Images embedded in the records are excluded; print everything else exactly as given.

* * *

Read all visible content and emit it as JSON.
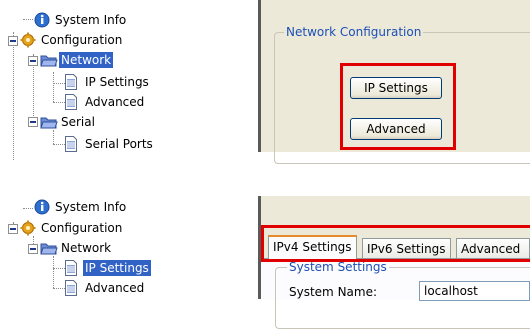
{
  "tree_top": {
    "items": [
      {
        "label": "System Info"
      },
      {
        "label": "Configuration"
      },
      {
        "label": "Network"
      },
      {
        "label": "IP Settings"
      },
      {
        "label": "Advanced"
      },
      {
        "label": "Serial"
      },
      {
        "label": "Serial Ports"
      }
    ],
    "selected": "Network"
  },
  "panel_top": {
    "group_title": "Network Configuration",
    "buttons": [
      {
        "label": "IP Settings"
      },
      {
        "label": "Advanced"
      }
    ]
  },
  "tree_bottom": {
    "items": [
      {
        "label": "System Info"
      },
      {
        "label": "Configuration"
      },
      {
        "label": "Network"
      },
      {
        "label": "IP Settings"
      },
      {
        "label": "Advanced"
      }
    ],
    "selected": "IP Settings"
  },
  "panel_bottom": {
    "tabs": [
      {
        "label": "IPv4 Settings"
      },
      {
        "label": "IPv6 Settings"
      },
      {
        "label": "Advanced"
      }
    ],
    "active_tab": "IPv4 Settings",
    "group_title": "System Settings",
    "field_label": "System Name:",
    "field_value": "localhost"
  },
  "colors": {
    "highlight": "#e00000",
    "selection": "#3162c5",
    "group_title": "#1d4fb7",
    "panel_bg": "#ece9d8"
  },
  "icons": {
    "system_info": "info-icon",
    "configuration": "gear-icon",
    "network": "folder-open-icon",
    "page": "page-icon"
  }
}
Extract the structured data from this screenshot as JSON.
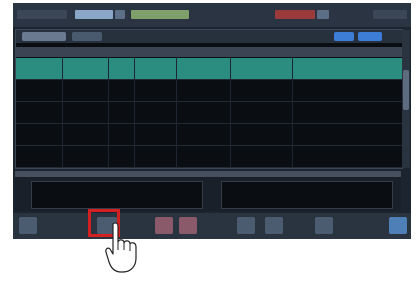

* * *

SOLUTION BELOW =>
Read all visible content and emit it as JSON.
{
  "tree_top": {
    "items": [
      {
        "label": "System Info"
      },
      {
        "label": "Configuration"
      },
      {
        "label": "Network"
      },
      {
        "label": "IP Settings"
      },
      {
        "label": "Advanced"
      },
      {
        "label": "Serial"
      },
      {
        "label": "Serial Ports"
      }
    ],
    "selected": "Network"
  },
  "panel_top": {
    "group_title": "Network Configuration",
    "buttons": [
      {
        "label": "IP Settings"
      },
      {
        "label": "Advanced"
      }
    ]
  },
  "tree_bottom": {
    "items": [
      {
        "label": "System Info"
      },
      {
        "label": "Configuration"
      },
      {
        "label": "Network"
      },
      {
        "label": "IP Settings"
      },
      {
        "label": "Advanced"
      }
    ],
    "selected": "IP Settings"
  },
  "panel_bottom": {
    "tabs": [
      {
        "label": "IPv4 Settings"
      },
      {
        "label": "IPv6 Settings"
      },
      {
        "label": "Advanced"
      }
    ],
    "active_tab": "IPv4 Settings",
    "group_title": "System Settings",
    "field_label": "System Name:",
    "field_value": "localhost"
  },
  "colors": {
    "highlight": "#e00000",
    "selection": "#3162c5",
    "group_title": "#1d4fb7",
    "panel_bg": "#ece9d8"
  },
  "icons": {
    "system_info": "info-icon",
    "configuration": "gear-icon",
    "network": "folder-open-icon",
    "page": "page-icon"
  }
}
Extract the structured data from this screenshot as JSON.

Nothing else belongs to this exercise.